═════ Extracted material ═════

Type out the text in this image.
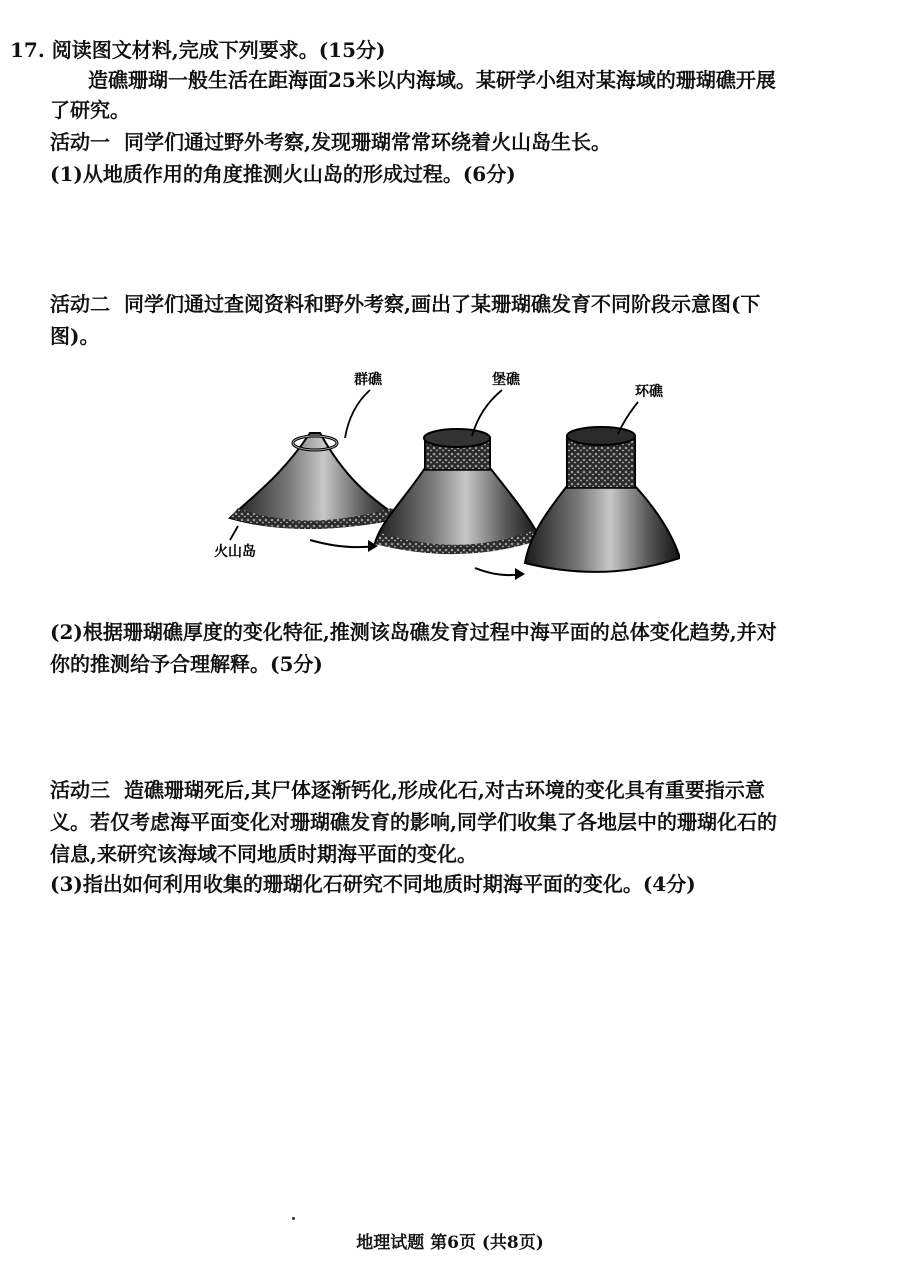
17. 阅读图文材料,完成下列要求。(15分)
造礁珊瑚一般生活在距海面25米以内海域。某研学小组对某海域的珊瑚礁开展
了研究。
活动一 同学们通过野外考察,发现珊瑚常常环绕着火山岛生长。
(1)从地质作用的角度推测火山岛的形成过程。(6分)
活动二 同学们通过查阅资料和野外考察,画出了某珊瑚礁发育不同阶段示意图(下
图)。
群礁	堡礁
环礁
火山岛
(2)根据珊瑚礁厚度的变化特征,推测该岛礁发育过程中海平面的总体变化趋势,并对
你的推测给予合理解释。(5分)
活动三 造礁珊瑚死后,其尸体逐渐钙化,形成化石,对古环境的变化具有重要指示意
义。若仅考虑海平面变化对珊瑚礁发育的影响,同学们收集了各地层中的珊瑚化石的
信息,来研究该海域不同地质时期海平面的变化。
(3)指出如何利用收集的珊瑚化石研究不同地质时期海平面的变化。(4分)
地理试题 第6页 (共8页)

═════

:: Aim ::
Using the records above, retype everything exactly except the pictures.

:: Result ::
Type out the text in this image.
17. 阅读图文材料,完成下列要求。(15分)
造礁珊瑚一般生活在距海面25米以内海域。某研学小组对某海域的珊瑚礁开展
了研究。
活动一 同学们通过野外考察,发现珊瑚常常环绕着火山岛生长。
(1)从地质作用的角度推测火山岛的形成过程。(6分)
活动二 同学们通过查阅资料和野外考察,画出了某珊瑚礁发育不同阶段示意图(下
图)。
群礁	堡礁
环礁
火山岛
(2)根据珊瑚礁厚度的变化特征,推测该岛礁发育过程中海平面的总体变化趋势,并对
你的推测给予合理解释。(5分)
活动三 造礁珊瑚死后,其尸体逐渐钙化,形成化石,对古环境的变化具有重要指示意
义。若仅考虑海平面变化对珊瑚礁发育的影响,同学们收集了各地层中的珊瑚化石的
信息,来研究该海域不同地质时期海平面的变化。
(3)指出如何利用收集的珊瑚化石研究不同地质时期海平面的变化。(4分)
地理试题 第6页 (共8页)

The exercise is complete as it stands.